# [Stored rows]

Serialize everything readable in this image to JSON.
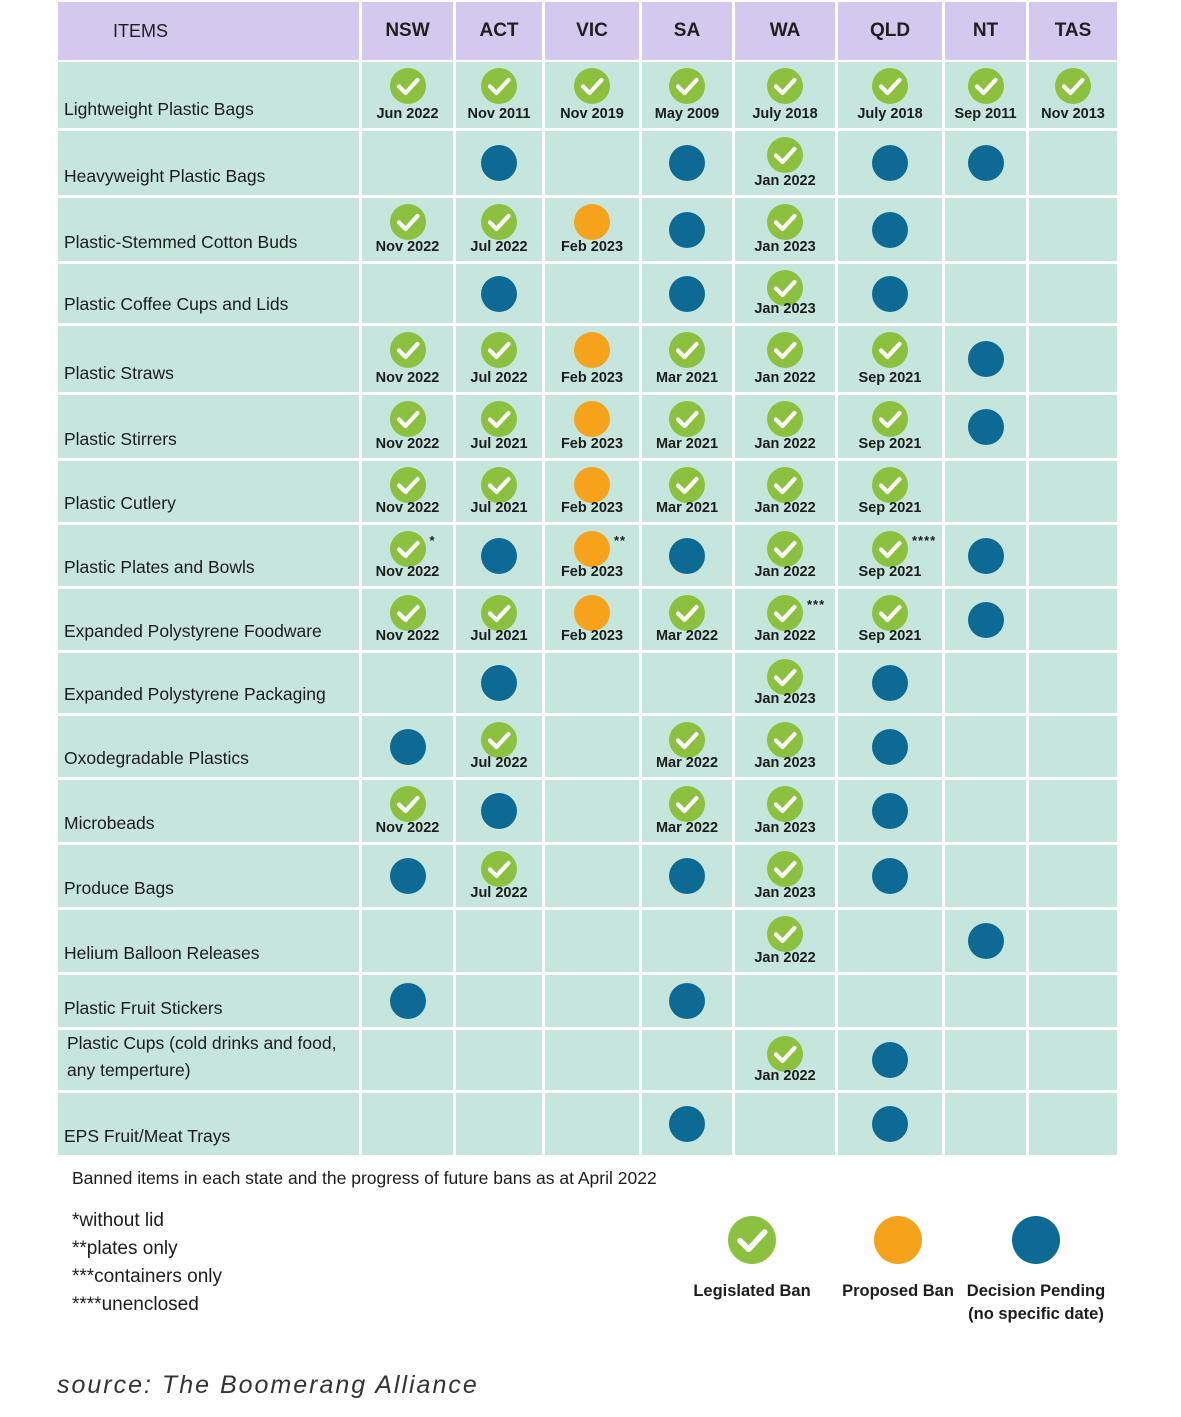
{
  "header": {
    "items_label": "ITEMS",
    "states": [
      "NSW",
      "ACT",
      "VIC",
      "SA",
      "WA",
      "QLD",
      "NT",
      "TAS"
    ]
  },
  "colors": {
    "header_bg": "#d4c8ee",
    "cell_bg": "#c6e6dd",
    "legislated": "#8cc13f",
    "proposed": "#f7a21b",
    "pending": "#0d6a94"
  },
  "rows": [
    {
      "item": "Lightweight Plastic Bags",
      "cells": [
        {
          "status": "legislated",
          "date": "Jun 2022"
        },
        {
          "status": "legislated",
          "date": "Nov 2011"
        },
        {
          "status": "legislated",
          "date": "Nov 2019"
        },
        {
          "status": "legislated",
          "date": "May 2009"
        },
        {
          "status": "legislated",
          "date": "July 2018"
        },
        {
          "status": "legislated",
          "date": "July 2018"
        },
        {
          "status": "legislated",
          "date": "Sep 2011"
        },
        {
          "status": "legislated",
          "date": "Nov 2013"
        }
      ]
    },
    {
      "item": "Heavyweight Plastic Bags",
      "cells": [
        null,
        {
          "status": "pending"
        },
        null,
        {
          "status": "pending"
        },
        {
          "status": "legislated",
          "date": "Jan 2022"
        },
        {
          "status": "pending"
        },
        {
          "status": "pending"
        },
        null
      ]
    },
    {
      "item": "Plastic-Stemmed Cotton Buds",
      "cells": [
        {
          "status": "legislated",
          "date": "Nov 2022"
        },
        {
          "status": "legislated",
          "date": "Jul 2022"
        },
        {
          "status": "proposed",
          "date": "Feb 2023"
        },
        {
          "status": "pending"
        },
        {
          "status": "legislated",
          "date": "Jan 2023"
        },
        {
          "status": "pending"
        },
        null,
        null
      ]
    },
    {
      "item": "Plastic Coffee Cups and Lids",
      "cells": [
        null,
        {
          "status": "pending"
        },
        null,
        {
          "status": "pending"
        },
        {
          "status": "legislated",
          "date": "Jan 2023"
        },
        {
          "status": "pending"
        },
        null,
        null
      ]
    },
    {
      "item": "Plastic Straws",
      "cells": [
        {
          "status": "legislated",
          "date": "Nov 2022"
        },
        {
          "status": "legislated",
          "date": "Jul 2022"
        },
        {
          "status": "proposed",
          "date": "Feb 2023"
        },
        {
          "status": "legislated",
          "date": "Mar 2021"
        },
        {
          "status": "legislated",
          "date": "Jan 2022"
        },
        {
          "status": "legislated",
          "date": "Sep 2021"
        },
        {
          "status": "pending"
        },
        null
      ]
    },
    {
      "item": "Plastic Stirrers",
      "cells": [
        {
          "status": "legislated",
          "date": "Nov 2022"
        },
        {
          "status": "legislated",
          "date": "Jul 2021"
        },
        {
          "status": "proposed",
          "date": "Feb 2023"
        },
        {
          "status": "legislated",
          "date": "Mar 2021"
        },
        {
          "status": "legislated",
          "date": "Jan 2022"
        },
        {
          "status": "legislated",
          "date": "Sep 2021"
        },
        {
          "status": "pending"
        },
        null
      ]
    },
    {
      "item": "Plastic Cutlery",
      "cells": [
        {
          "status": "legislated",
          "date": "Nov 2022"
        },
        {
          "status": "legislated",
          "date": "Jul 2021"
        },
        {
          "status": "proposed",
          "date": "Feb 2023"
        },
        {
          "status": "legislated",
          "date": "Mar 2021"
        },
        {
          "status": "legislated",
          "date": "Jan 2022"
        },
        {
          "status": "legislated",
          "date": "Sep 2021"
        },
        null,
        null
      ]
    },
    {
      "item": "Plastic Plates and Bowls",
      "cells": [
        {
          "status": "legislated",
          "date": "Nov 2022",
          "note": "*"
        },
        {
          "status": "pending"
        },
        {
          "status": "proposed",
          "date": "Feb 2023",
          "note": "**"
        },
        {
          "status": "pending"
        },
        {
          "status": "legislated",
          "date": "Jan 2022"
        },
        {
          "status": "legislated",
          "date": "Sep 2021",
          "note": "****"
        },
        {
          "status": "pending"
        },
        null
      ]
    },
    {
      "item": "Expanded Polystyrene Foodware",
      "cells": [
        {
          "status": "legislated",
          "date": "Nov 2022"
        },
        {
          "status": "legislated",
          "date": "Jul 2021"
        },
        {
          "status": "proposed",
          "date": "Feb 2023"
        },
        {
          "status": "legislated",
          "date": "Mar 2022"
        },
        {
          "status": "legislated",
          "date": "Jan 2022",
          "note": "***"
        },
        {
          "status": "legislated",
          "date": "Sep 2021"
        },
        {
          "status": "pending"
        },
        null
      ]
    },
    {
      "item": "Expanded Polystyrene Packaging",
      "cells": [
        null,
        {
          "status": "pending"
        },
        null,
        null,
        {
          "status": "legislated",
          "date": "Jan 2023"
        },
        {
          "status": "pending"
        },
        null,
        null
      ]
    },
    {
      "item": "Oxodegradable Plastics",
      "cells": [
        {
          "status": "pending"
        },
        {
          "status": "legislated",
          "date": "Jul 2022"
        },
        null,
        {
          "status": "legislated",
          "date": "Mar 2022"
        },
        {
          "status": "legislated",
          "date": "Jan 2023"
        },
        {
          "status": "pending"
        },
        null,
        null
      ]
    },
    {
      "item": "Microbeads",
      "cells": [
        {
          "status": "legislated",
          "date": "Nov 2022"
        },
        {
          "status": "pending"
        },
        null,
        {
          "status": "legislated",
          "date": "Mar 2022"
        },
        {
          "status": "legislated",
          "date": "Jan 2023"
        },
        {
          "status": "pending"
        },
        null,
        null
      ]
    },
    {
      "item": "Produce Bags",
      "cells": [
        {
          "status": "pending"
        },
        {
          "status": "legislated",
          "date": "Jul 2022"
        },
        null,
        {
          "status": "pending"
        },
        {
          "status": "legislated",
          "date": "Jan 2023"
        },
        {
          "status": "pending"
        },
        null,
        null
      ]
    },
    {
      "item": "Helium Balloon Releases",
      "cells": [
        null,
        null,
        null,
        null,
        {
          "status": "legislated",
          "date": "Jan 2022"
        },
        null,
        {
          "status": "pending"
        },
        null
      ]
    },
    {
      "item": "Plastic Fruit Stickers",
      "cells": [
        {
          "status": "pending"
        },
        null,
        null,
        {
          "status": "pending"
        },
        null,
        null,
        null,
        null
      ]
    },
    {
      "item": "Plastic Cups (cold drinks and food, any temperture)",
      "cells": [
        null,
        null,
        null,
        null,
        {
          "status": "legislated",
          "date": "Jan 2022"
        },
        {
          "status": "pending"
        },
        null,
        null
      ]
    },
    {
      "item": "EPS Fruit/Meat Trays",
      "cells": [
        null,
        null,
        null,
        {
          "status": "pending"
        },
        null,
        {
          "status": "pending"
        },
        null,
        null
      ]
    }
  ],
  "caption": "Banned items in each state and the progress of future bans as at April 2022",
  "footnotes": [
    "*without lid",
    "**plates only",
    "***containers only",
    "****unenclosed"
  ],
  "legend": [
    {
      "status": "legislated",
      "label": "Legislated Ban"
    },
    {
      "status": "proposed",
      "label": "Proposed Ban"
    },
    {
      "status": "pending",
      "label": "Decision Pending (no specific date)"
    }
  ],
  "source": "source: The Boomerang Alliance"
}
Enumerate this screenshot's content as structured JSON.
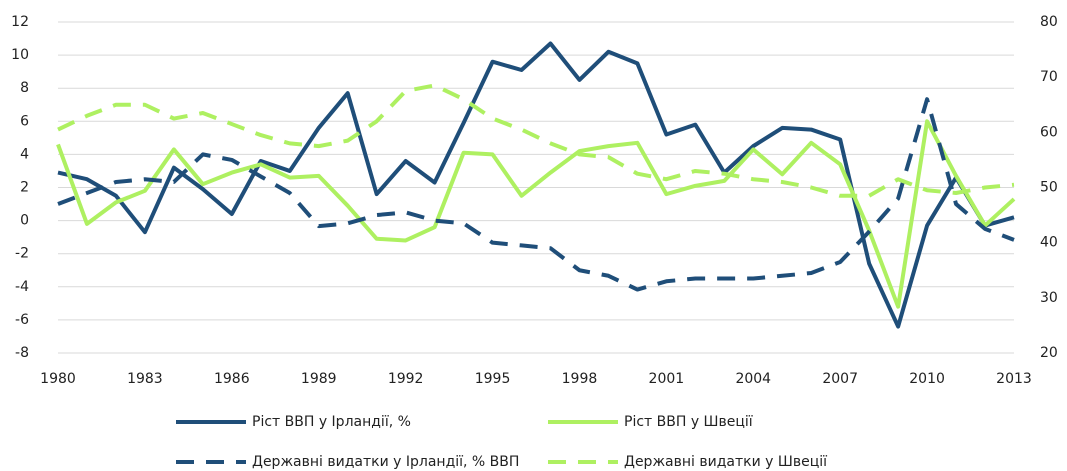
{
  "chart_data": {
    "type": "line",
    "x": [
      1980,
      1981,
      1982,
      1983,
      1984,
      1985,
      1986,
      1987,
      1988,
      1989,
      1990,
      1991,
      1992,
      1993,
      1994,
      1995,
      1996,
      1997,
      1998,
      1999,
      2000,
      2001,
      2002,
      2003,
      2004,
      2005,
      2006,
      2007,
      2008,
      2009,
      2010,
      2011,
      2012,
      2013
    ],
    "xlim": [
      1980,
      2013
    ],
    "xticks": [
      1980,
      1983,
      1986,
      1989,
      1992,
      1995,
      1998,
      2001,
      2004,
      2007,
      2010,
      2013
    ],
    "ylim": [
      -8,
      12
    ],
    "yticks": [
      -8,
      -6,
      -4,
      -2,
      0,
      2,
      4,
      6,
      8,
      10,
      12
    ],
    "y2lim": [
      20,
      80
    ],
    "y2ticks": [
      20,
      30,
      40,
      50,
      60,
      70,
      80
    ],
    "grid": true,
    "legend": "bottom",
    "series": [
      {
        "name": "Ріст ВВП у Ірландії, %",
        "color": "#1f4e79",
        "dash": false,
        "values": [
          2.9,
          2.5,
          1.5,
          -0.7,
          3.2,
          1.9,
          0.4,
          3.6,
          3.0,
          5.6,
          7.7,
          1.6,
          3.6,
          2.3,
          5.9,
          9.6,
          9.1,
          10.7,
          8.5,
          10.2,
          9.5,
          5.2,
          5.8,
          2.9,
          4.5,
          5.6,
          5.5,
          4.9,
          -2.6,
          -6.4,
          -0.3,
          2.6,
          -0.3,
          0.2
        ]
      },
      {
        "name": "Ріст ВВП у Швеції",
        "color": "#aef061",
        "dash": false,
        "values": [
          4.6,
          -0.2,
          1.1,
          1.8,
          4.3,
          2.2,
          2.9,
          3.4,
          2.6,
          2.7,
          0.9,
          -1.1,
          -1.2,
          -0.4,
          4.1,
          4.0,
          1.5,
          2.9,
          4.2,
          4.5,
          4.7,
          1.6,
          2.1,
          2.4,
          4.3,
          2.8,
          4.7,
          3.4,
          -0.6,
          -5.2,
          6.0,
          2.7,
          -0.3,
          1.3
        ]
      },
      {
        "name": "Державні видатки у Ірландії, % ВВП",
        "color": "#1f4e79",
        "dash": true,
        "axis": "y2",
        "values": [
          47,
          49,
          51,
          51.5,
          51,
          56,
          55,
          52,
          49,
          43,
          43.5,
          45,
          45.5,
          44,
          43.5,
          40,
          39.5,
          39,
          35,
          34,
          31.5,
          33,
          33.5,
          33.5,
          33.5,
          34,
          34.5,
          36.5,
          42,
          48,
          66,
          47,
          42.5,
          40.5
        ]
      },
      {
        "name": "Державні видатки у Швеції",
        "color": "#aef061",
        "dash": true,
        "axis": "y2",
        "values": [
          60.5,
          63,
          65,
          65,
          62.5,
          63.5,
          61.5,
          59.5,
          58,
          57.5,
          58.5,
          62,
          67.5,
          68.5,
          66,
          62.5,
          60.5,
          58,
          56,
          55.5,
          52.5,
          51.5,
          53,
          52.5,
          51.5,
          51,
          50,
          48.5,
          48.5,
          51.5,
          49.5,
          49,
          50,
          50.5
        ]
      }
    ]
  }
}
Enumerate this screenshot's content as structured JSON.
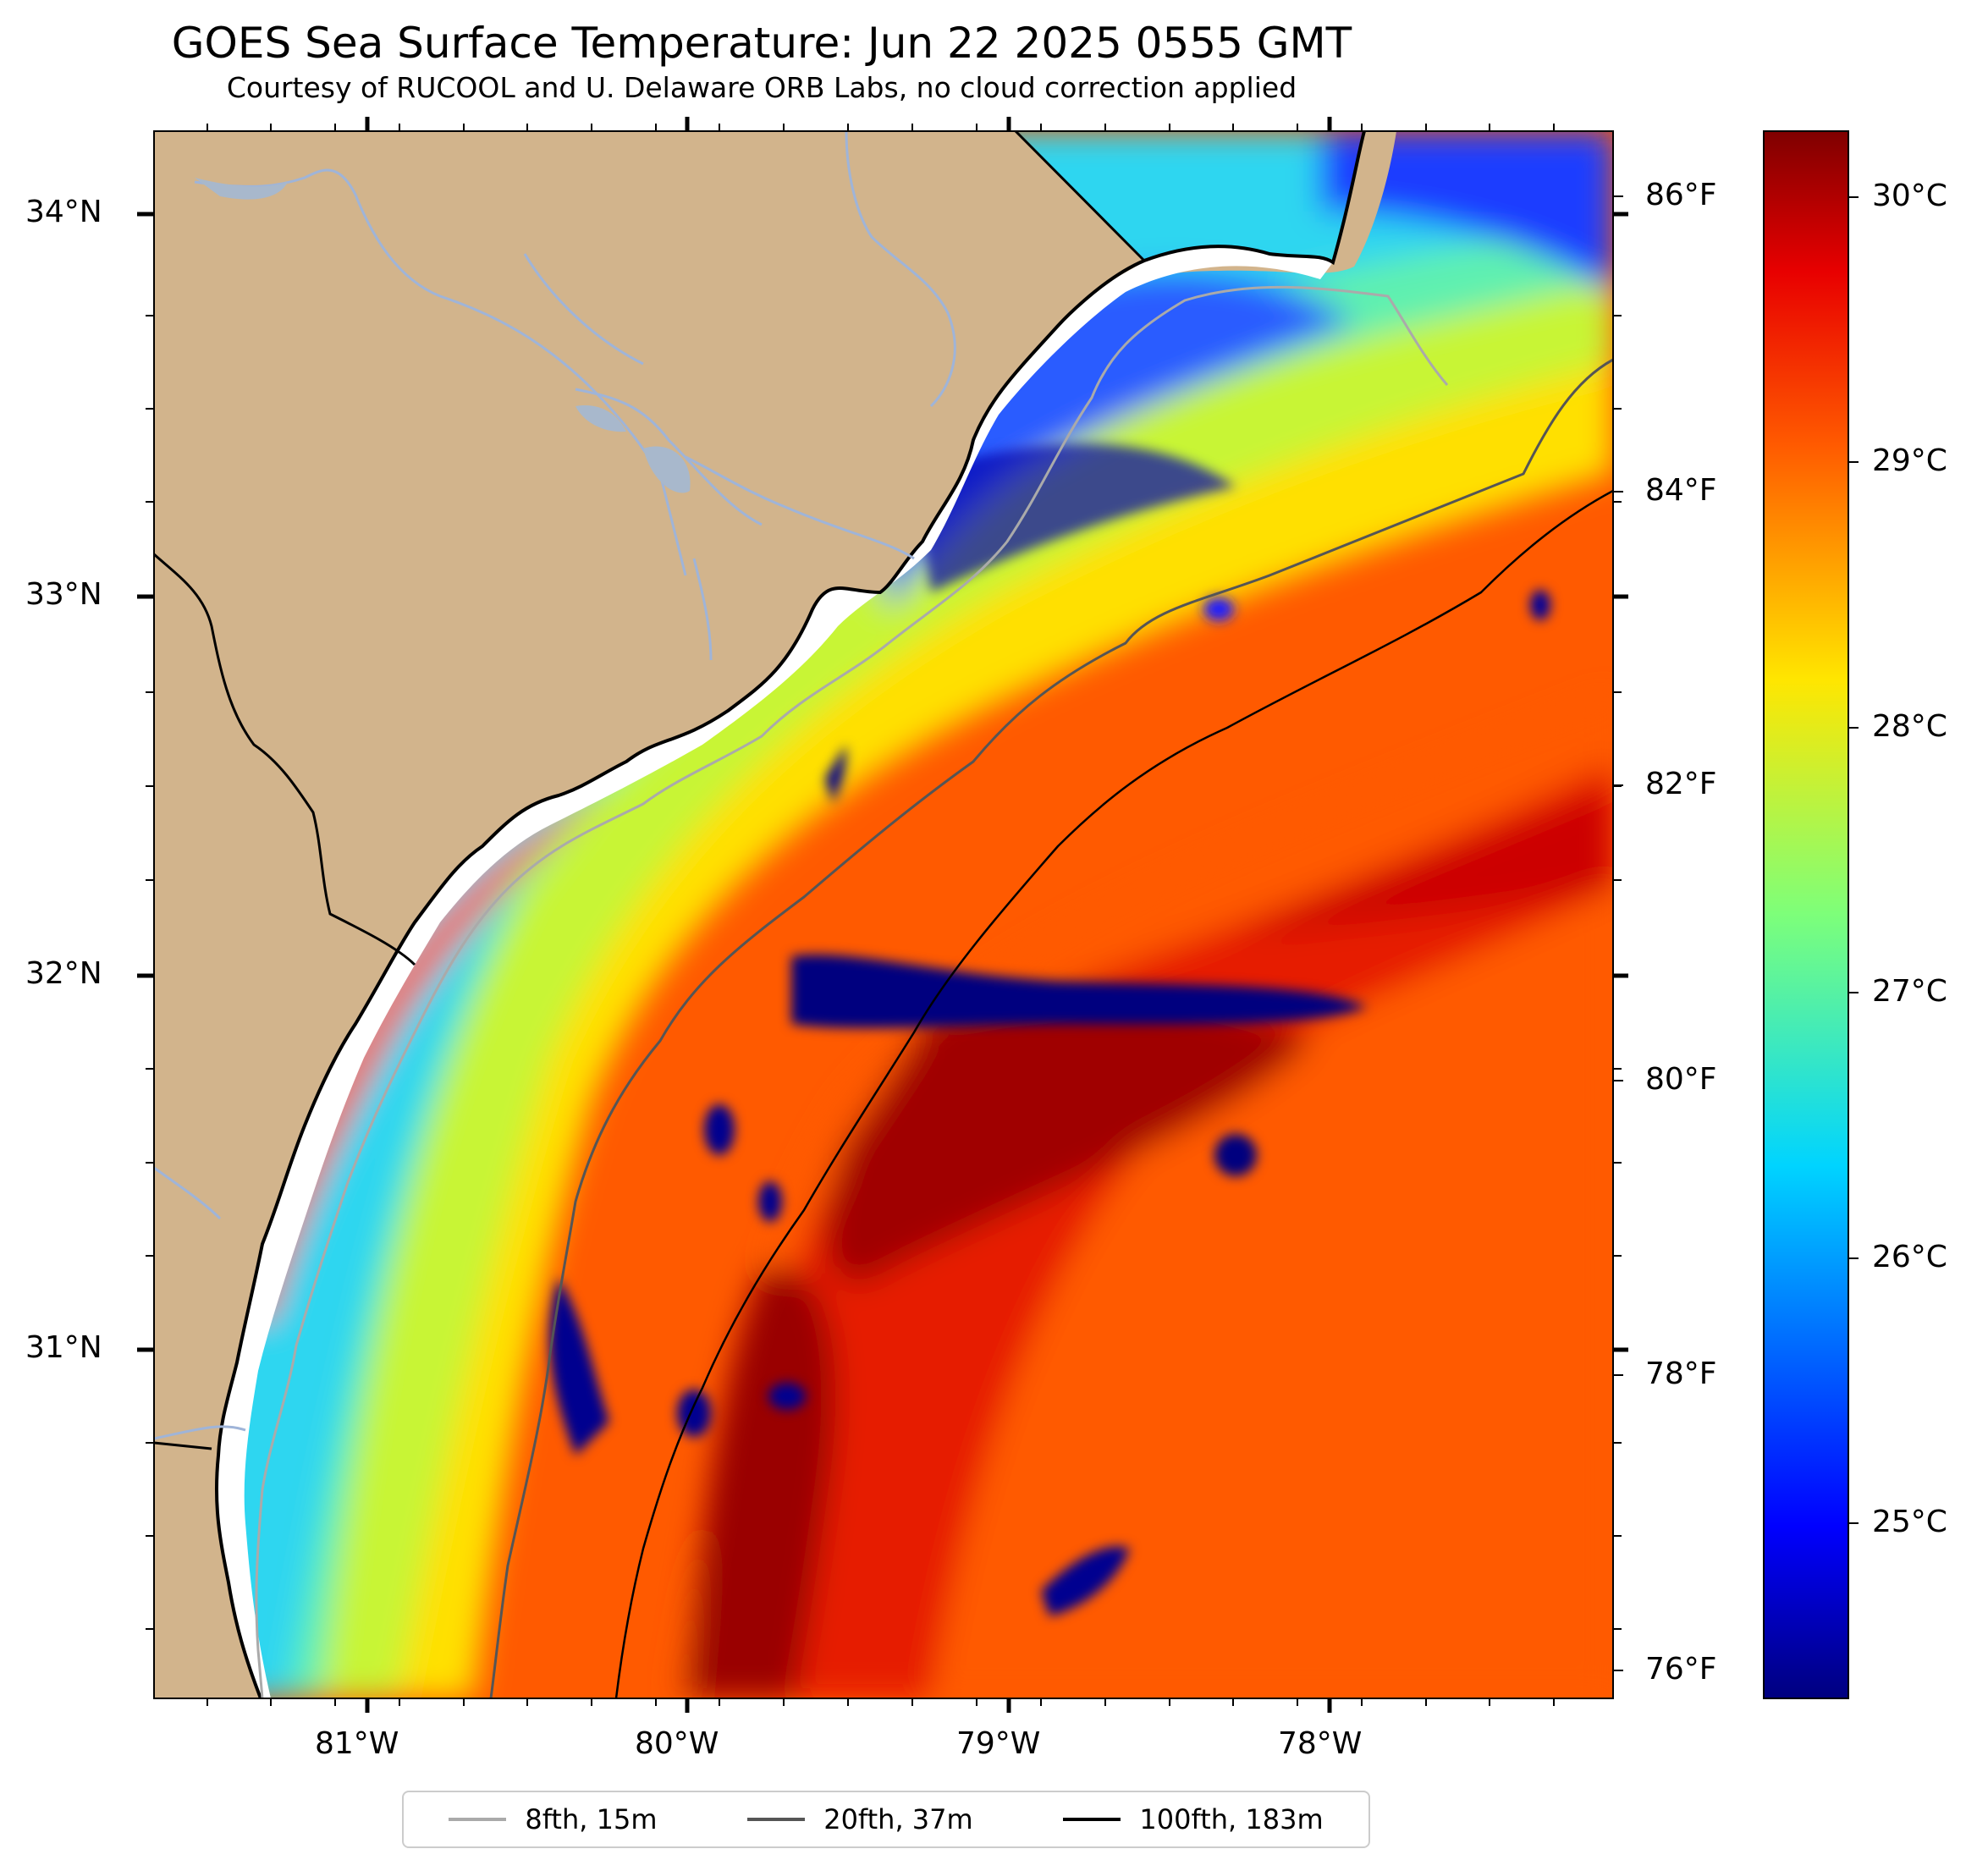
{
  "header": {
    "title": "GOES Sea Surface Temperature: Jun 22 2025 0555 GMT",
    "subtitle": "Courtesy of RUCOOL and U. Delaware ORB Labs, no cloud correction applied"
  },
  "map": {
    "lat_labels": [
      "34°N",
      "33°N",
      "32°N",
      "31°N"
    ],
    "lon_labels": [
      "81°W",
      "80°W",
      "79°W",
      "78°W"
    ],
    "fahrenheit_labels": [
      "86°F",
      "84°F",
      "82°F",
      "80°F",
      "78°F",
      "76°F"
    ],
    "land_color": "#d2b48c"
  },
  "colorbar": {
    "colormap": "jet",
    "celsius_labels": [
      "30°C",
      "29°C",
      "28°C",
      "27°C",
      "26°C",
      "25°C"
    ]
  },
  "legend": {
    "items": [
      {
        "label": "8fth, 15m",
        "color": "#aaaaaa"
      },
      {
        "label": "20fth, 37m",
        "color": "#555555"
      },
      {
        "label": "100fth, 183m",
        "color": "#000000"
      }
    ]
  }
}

# [Objective]
Make a copy of each line that contains the string "Швеції".

# [Result]
        "name": "Ріст ВВП у Швеції",
        "name": "Державні видатки у Швеції",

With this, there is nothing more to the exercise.